Data records
* * *

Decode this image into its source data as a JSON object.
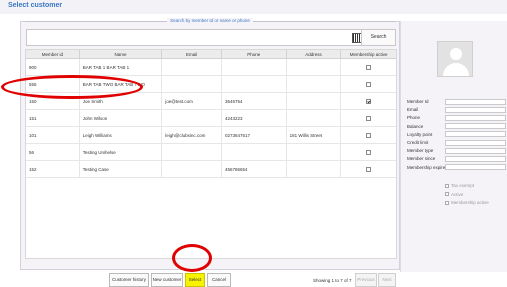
{
  "window": {
    "title": "Select customer"
  },
  "search": {
    "legend": "Search by member Id or name or phone",
    "value": "",
    "button": "Search",
    "barcode_icon": "barcode-icon"
  },
  "table": {
    "columns": [
      "Member id",
      "Name",
      "Email",
      "Phone",
      "Address",
      "Membership active"
    ],
    "rows": [
      {
        "id": "900",
        "name": "BAR TAB 1 BAR TAB 1",
        "email": "",
        "phone": "",
        "address": "",
        "active": false
      },
      {
        "id": "555",
        "name": "BAR TAB TWO BAR TAB TWO",
        "email": "",
        "phone": "",
        "address": "",
        "active": false
      },
      {
        "id": "150",
        "name": "Joe Smith",
        "email": "joe@test.com",
        "phone": "3646754",
        "address": "",
        "active": true
      },
      {
        "id": "151",
        "name": "John Wilson",
        "email": "",
        "phone": "4243223",
        "address": "",
        "active": false
      },
      {
        "id": "101",
        "name": "Leigh Williams",
        "email": "leigh@clubsinc.com",
        "phone": "0273647617",
        "address": "181 Willis Street",
        "active": false
      },
      {
        "id": "56",
        "name": "Testing Unihelse",
        "email": "",
        "phone": "",
        "address": "",
        "active": false
      },
      {
        "id": "152",
        "name": "Testing Case",
        "email": "",
        "phone": "456786654",
        "address": "",
        "active": false
      }
    ]
  },
  "buttons": {
    "history": "Customer history",
    "new": "New customer",
    "select": "Select",
    "cancel": "Cancel",
    "previous": "Previous",
    "next": "Next"
  },
  "paging": {
    "text": "Showing 1 to 7 of 7"
  },
  "details": {
    "fields": [
      "Member Id",
      "Email",
      "Phone",
      "Balance",
      "Loyalty point",
      "Credit limit",
      "Member type",
      "Member since",
      "Membership expire"
    ],
    "checks": [
      "Tax exempt",
      "Active",
      "Membership active"
    ]
  },
  "colors": {
    "accent": "#3a77c6",
    "highlight": "#e00000",
    "select_button": "#f6f200"
  }
}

* * *

Problem to work on ::
Do not copy the pictures, but repeat every line exactly.

Reply to the task ::
Decode this image into its source data as a JSON object.
{
  "window": {
    "title": "Select customer"
  },
  "search": {
    "legend": "Search by member Id or name or phone",
    "value": "",
    "button": "Search",
    "barcode_icon": "barcode-icon"
  },
  "table": {
    "columns": [
      "Member id",
      "Name",
      "Email",
      "Phone",
      "Address",
      "Membership active"
    ],
    "rows": [
      {
        "id": "900",
        "name": "BAR TAB 1 BAR TAB 1",
        "email": "",
        "phone": "",
        "address": "",
        "active": false
      },
      {
        "id": "555",
        "name": "BAR TAB TWO BAR TAB TWO",
        "email": "",
        "phone": "",
        "address": "",
        "active": false
      },
      {
        "id": "150",
        "name": "Joe Smith",
        "email": "joe@test.com",
        "phone": "3646754",
        "address": "",
        "active": true
      },
      {
        "id": "151",
        "name": "John Wilson",
        "email": "",
        "phone": "4243223",
        "address": "",
        "active": false
      },
      {
        "id": "101",
        "name": "Leigh Williams",
        "email": "leigh@clubsinc.com",
        "phone": "0273647617",
        "address": "181 Willis Street",
        "active": false
      },
      {
        "id": "56",
        "name": "Testing Unihelse",
        "email": "",
        "phone": "",
        "address": "",
        "active": false
      },
      {
        "id": "152",
        "name": "Testing Case",
        "email": "",
        "phone": "456786654",
        "address": "",
        "active": false
      }
    ]
  },
  "buttons": {
    "history": "Customer history",
    "new": "New customer",
    "select": "Select",
    "cancel": "Cancel",
    "previous": "Previous",
    "next": "Next"
  },
  "paging": {
    "text": "Showing 1 to 7 of 7"
  },
  "details": {
    "fields": [
      "Member Id",
      "Email",
      "Phone",
      "Balance",
      "Loyalty point",
      "Credit limit",
      "Member type",
      "Member since",
      "Membership expire"
    ],
    "checks": [
      "Tax exempt",
      "Active",
      "Membership active"
    ]
  },
  "colors": {
    "accent": "#3a77c6",
    "highlight": "#e00000",
    "select_button": "#f6f200"
  }
}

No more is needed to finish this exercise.